* The records *
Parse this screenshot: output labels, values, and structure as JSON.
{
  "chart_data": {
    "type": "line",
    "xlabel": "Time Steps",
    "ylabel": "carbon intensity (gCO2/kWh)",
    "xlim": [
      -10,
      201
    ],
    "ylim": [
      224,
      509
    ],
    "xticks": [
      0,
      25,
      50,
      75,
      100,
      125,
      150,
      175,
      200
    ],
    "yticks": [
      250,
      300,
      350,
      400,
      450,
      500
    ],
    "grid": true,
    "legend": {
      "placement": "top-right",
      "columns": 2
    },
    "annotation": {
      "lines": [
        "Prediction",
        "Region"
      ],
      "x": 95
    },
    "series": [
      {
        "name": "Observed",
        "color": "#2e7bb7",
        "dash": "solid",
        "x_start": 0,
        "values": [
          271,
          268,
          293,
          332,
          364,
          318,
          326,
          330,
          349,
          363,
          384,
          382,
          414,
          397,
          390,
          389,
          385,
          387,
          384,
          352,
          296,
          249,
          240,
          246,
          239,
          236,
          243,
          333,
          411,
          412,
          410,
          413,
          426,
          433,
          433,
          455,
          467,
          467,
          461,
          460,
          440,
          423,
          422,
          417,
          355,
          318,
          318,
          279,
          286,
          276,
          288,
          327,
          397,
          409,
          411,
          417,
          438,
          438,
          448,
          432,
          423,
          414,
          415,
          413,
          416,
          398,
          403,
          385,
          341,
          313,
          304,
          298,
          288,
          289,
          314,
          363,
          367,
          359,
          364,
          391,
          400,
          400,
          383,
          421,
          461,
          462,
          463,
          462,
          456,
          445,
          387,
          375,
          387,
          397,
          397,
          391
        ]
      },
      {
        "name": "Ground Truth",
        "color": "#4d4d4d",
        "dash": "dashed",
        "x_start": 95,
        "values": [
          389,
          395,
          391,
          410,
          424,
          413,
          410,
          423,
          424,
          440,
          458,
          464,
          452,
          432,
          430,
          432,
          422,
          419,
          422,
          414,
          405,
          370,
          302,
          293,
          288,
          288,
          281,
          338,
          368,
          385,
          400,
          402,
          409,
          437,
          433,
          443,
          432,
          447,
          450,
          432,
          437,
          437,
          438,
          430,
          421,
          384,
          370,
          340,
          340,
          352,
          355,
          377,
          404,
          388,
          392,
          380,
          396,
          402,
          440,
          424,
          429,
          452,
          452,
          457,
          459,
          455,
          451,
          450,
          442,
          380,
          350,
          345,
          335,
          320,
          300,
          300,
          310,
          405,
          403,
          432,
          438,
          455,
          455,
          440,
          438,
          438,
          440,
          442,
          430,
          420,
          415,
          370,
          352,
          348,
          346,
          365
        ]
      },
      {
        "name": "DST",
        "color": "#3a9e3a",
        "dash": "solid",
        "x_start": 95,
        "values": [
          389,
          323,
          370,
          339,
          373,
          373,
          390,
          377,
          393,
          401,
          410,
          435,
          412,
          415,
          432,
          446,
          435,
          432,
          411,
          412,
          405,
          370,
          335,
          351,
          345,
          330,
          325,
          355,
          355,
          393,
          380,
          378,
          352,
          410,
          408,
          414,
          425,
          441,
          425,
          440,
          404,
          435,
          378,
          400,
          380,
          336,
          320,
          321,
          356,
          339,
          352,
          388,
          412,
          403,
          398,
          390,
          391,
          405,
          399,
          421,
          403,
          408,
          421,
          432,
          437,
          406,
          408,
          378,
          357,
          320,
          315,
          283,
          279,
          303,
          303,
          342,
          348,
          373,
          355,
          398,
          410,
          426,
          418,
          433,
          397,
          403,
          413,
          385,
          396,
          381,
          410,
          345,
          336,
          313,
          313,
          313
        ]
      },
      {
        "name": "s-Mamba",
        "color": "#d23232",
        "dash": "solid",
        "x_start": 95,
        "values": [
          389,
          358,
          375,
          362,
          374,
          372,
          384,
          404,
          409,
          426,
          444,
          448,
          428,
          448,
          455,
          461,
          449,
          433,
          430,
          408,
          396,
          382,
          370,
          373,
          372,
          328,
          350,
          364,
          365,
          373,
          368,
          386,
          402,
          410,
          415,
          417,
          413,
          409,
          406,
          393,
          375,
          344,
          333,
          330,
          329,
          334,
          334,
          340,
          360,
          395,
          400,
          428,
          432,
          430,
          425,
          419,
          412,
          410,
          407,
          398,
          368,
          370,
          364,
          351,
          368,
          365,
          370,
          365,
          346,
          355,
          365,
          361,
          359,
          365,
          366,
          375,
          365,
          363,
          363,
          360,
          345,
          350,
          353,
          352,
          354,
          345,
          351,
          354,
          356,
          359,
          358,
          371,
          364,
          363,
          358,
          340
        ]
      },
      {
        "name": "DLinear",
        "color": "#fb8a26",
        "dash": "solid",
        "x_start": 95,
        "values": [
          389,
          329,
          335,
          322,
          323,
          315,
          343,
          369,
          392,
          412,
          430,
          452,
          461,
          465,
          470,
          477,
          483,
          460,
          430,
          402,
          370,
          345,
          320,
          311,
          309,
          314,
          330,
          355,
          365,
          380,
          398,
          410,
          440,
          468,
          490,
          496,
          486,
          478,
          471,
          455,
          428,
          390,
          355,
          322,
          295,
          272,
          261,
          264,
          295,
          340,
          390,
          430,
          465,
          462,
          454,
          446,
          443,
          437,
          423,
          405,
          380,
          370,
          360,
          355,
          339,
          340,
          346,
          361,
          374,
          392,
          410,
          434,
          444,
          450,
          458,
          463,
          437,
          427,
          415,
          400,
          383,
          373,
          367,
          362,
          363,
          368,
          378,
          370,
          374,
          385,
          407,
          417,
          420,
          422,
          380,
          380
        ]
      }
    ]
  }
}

* Given instruction *
Extract every entry in the listing word for word.

* Response *
Parse this screenshot: output labels, values, and structure as JSON.
{
  "chart_data": {
    "type": "line",
    "xlabel": "Time Steps",
    "ylabel": "carbon intensity (gCO2/kWh)",
    "xlim": [
      -10,
      201
    ],
    "ylim": [
      224,
      509
    ],
    "xticks": [
      0,
      25,
      50,
      75,
      100,
      125,
      150,
      175,
      200
    ],
    "yticks": [
      250,
      300,
      350,
      400,
      450,
      500
    ],
    "grid": true,
    "legend": {
      "placement": "top-right",
      "columns": 2
    },
    "annotation": {
      "lines": [
        "Prediction",
        "Region"
      ],
      "x": 95
    },
    "series": [
      {
        "name": "Observed",
        "color": "#2e7bb7",
        "dash": "solid",
        "x_start": 0,
        "values": [
          271,
          268,
          293,
          332,
          364,
          318,
          326,
          330,
          349,
          363,
          384,
          382,
          414,
          397,
          390,
          389,
          385,
          387,
          384,
          352,
          296,
          249,
          240,
          246,
          239,
          236,
          243,
          333,
          411,
          412,
          410,
          413,
          426,
          433,
          433,
          455,
          467,
          467,
          461,
          460,
          440,
          423,
          422,
          417,
          355,
          318,
          318,
          279,
          286,
          276,
          288,
          327,
          397,
          409,
          411,
          417,
          438,
          438,
          448,
          432,
          423,
          414,
          415,
          413,
          416,
          398,
          403,
          385,
          341,
          313,
          304,
          298,
          288,
          289,
          314,
          363,
          367,
          359,
          364,
          391,
          400,
          400,
          383,
          421,
          461,
          462,
          463,
          462,
          456,
          445,
          387,
          375,
          387,
          397,
          397,
          391
        ]
      },
      {
        "name": "Ground Truth",
        "color": "#4d4d4d",
        "dash": "dashed",
        "x_start": 95,
        "values": [
          389,
          395,
          391,
          410,
          424,
          413,
          410,
          423,
          424,
          440,
          458,
          464,
          452,
          432,
          430,
          432,
          422,
          419,
          422,
          414,
          405,
          370,
          302,
          293,
          288,
          288,
          281,
          338,
          368,
          385,
          400,
          402,
          409,
          437,
          433,
          443,
          432,
          447,
          450,
          432,
          437,
          437,
          438,
          430,
          421,
          384,
          370,
          340,
          340,
          352,
          355,
          377,
          404,
          388,
          392,
          380,
          396,
          402,
          440,
          424,
          429,
          452,
          452,
          457,
          459,
          455,
          451,
          450,
          442,
          380,
          350,
          345,
          335,
          320,
          300,
          300,
          310,
          405,
          403,
          432,
          438,
          455,
          455,
          440,
          438,
          438,
          440,
          442,
          430,
          420,
          415,
          370,
          352,
          348,
          346,
          365
        ]
      },
      {
        "name": "DST",
        "color": "#3a9e3a",
        "dash": "solid",
        "x_start": 95,
        "values": [
          389,
          323,
          370,
          339,
          373,
          373,
          390,
          377,
          393,
          401,
          410,
          435,
          412,
          415,
          432,
          446,
          435,
          432,
          411,
          412,
          405,
          370,
          335,
          351,
          345,
          330,
          325,
          355,
          355,
          393,
          380,
          378,
          352,
          410,
          408,
          414,
          425,
          441,
          425,
          440,
          404,
          435,
          378,
          400,
          380,
          336,
          320,
          321,
          356,
          339,
          352,
          388,
          412,
          403,
          398,
          390,
          391,
          405,
          399,
          421,
          403,
          408,
          421,
          432,
          437,
          406,
          408,
          378,
          357,
          320,
          315,
          283,
          279,
          303,
          303,
          342,
          348,
          373,
          355,
          398,
          410,
          426,
          418,
          433,
          397,
          403,
          413,
          385,
          396,
          381,
          410,
          345,
          336,
          313,
          313,
          313
        ]
      },
      {
        "name": "s-Mamba",
        "color": "#d23232",
        "dash": "solid",
        "x_start": 95,
        "values": [
          389,
          358,
          375,
          362,
          374,
          372,
          384,
          404,
          409,
          426,
          444,
          448,
          428,
          448,
          455,
          461,
          449,
          433,
          430,
          408,
          396,
          382,
          370,
          373,
          372,
          328,
          350,
          364,
          365,
          373,
          368,
          386,
          402,
          410,
          415,
          417,
          413,
          409,
          406,
          393,
          375,
          344,
          333,
          330,
          329,
          334,
          334,
          340,
          360,
          395,
          400,
          428,
          432,
          430,
          425,
          419,
          412,
          410,
          407,
          398,
          368,
          370,
          364,
          351,
          368,
          365,
          370,
          365,
          346,
          355,
          365,
          361,
          359,
          365,
          366,
          375,
          365,
          363,
          363,
          360,
          345,
          350,
          353,
          352,
          354,
          345,
          351,
          354,
          356,
          359,
          358,
          371,
          364,
          363,
          358,
          340
        ]
      },
      {
        "name": "DLinear",
        "color": "#fb8a26",
        "dash": "solid",
        "x_start": 95,
        "values": [
          389,
          329,
          335,
          322,
          323,
          315,
          343,
          369,
          392,
          412,
          430,
          452,
          461,
          465,
          470,
          477,
          483,
          460,
          430,
          402,
          370,
          345,
          320,
          311,
          309,
          314,
          330,
          355,
          365,
          380,
          398,
          410,
          440,
          468,
          490,
          496,
          486,
          478,
          471,
          455,
          428,
          390,
          355,
          322,
          295,
          272,
          261,
          264,
          295,
          340,
          390,
          430,
          465,
          462,
          454,
          446,
          443,
          437,
          423,
          405,
          380,
          370,
          360,
          355,
          339,
          340,
          346,
          361,
          374,
          392,
          410,
          434,
          444,
          450,
          458,
          463,
          437,
          427,
          415,
          400,
          383,
          373,
          367,
          362,
          363,
          368,
          378,
          370,
          374,
          385,
          407,
          417,
          420,
          422,
          380,
          380
        ]
      }
    ]
  }
}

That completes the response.